Instructions to follow
Below is a set of records; print all of them exactly as written.

+++ Task input

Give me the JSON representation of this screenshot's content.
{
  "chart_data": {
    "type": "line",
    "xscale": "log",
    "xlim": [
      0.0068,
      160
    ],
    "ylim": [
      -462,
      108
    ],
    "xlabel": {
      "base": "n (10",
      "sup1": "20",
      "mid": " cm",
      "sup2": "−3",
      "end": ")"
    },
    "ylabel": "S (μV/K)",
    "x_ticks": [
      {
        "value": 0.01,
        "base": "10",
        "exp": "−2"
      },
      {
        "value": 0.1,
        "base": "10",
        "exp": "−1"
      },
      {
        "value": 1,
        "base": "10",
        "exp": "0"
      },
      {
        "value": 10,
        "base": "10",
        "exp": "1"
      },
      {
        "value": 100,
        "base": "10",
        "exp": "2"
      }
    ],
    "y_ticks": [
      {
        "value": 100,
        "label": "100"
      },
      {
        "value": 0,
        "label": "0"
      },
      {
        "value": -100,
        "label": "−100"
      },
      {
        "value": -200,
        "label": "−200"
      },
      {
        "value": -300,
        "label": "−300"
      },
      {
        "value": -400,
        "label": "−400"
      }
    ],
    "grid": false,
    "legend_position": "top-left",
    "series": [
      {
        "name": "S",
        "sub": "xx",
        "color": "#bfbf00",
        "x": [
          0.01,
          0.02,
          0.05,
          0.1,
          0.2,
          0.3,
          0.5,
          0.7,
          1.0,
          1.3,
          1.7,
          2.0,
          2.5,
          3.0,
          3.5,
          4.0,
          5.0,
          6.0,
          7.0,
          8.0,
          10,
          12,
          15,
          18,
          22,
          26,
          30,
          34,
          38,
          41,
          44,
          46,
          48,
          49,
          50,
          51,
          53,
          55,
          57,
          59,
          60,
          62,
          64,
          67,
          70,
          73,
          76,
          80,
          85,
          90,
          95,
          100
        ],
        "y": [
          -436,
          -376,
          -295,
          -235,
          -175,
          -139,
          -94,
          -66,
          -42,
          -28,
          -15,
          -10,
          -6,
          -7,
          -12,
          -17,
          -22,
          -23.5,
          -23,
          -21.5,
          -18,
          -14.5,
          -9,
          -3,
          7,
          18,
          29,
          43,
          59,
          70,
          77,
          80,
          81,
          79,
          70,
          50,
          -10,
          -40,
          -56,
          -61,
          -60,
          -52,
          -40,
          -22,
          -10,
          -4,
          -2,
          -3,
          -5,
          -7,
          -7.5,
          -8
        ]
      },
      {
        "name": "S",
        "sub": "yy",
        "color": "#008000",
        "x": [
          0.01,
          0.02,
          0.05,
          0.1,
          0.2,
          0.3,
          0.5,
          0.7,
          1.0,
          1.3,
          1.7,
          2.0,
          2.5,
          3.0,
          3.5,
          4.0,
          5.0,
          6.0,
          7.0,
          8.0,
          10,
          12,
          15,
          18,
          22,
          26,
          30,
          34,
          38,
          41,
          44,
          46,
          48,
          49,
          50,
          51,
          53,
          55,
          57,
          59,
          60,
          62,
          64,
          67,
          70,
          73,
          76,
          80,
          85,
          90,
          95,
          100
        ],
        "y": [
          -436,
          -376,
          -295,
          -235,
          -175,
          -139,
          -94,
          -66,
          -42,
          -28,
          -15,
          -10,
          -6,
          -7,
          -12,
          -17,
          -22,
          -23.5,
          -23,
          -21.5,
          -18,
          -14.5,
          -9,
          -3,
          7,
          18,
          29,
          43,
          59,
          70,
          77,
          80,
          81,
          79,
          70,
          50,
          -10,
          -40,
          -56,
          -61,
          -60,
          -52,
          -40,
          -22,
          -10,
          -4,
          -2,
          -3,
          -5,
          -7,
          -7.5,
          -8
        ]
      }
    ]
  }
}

++++++

Solution for this task
Give me the JSON representation of this screenshot's content.
{
  "chart_data": {
    "type": "line",
    "xscale": "log",
    "xlim": [
      0.0068,
      160
    ],
    "ylim": [
      -462,
      108
    ],
    "xlabel": {
      "base": "n (10",
      "sup1": "20",
      "mid": " cm",
      "sup2": "−3",
      "end": ")"
    },
    "ylabel": "S (μV/K)",
    "x_ticks": [
      {
        "value": 0.01,
        "base": "10",
        "exp": "−2"
      },
      {
        "value": 0.1,
        "base": "10",
        "exp": "−1"
      },
      {
        "value": 1,
        "base": "10",
        "exp": "0"
      },
      {
        "value": 10,
        "base": "10",
        "exp": "1"
      },
      {
        "value": 100,
        "base": "10",
        "exp": "2"
      }
    ],
    "y_ticks": [
      {
        "value": 100,
        "label": "100"
      },
      {
        "value": 0,
        "label": "0"
      },
      {
        "value": -100,
        "label": "−100"
      },
      {
        "value": -200,
        "label": "−200"
      },
      {
        "value": -300,
        "label": "−300"
      },
      {
        "value": -400,
        "label": "−400"
      }
    ],
    "grid": false,
    "legend_position": "top-left",
    "series": [
      {
        "name": "S",
        "sub": "xx",
        "color": "#bfbf00",
        "x": [
          0.01,
          0.02,
          0.05,
          0.1,
          0.2,
          0.3,
          0.5,
          0.7,
          1.0,
          1.3,
          1.7,
          2.0,
          2.5,
          3.0,
          3.5,
          4.0,
          5.0,
          6.0,
          7.0,
          8.0,
          10,
          12,
          15,
          18,
          22,
          26,
          30,
          34,
          38,
          41,
          44,
          46,
          48,
          49,
          50,
          51,
          53,
          55,
          57,
          59,
          60,
          62,
          64,
          67,
          70,
          73,
          76,
          80,
          85,
          90,
          95,
          100
        ],
        "y": [
          -436,
          -376,
          -295,
          -235,
          -175,
          -139,
          -94,
          -66,
          -42,
          -28,
          -15,
          -10,
          -6,
          -7,
          -12,
          -17,
          -22,
          -23.5,
          -23,
          -21.5,
          -18,
          -14.5,
          -9,
          -3,
          7,
          18,
          29,
          43,
          59,
          70,
          77,
          80,
          81,
          79,
          70,
          50,
          -10,
          -40,
          -56,
          -61,
          -60,
          -52,
          -40,
          -22,
          -10,
          -4,
          -2,
          -3,
          -5,
          -7,
          -7.5,
          -8
        ]
      },
      {
        "name": "S",
        "sub": "yy",
        "color": "#008000",
        "x": [
          0.01,
          0.02,
          0.05,
          0.1,
          0.2,
          0.3,
          0.5,
          0.7,
          1.0,
          1.3,
          1.7,
          2.0,
          2.5,
          3.0,
          3.5,
          4.0,
          5.0,
          6.0,
          7.0,
          8.0,
          10,
          12,
          15,
          18,
          22,
          26,
          30,
          34,
          38,
          41,
          44,
          46,
          48,
          49,
          50,
          51,
          53,
          55,
          57,
          59,
          60,
          62,
          64,
          67,
          70,
          73,
          76,
          80,
          85,
          90,
          95,
          100
        ],
        "y": [
          -436,
          -376,
          -295,
          -235,
          -175,
          -139,
          -94,
          -66,
          -42,
          -28,
          -15,
          -10,
          -6,
          -7,
          -12,
          -17,
          -22,
          -23.5,
          -23,
          -21.5,
          -18,
          -14.5,
          -9,
          -3,
          7,
          18,
          29,
          43,
          59,
          70,
          77,
          80,
          81,
          79,
          70,
          50,
          -10,
          -40,
          -56,
          -61,
          -60,
          -52,
          -40,
          -22,
          -10,
          -4,
          -2,
          -3,
          -5,
          -7,
          -7.5,
          -8
        ]
      }
    ]
  }
}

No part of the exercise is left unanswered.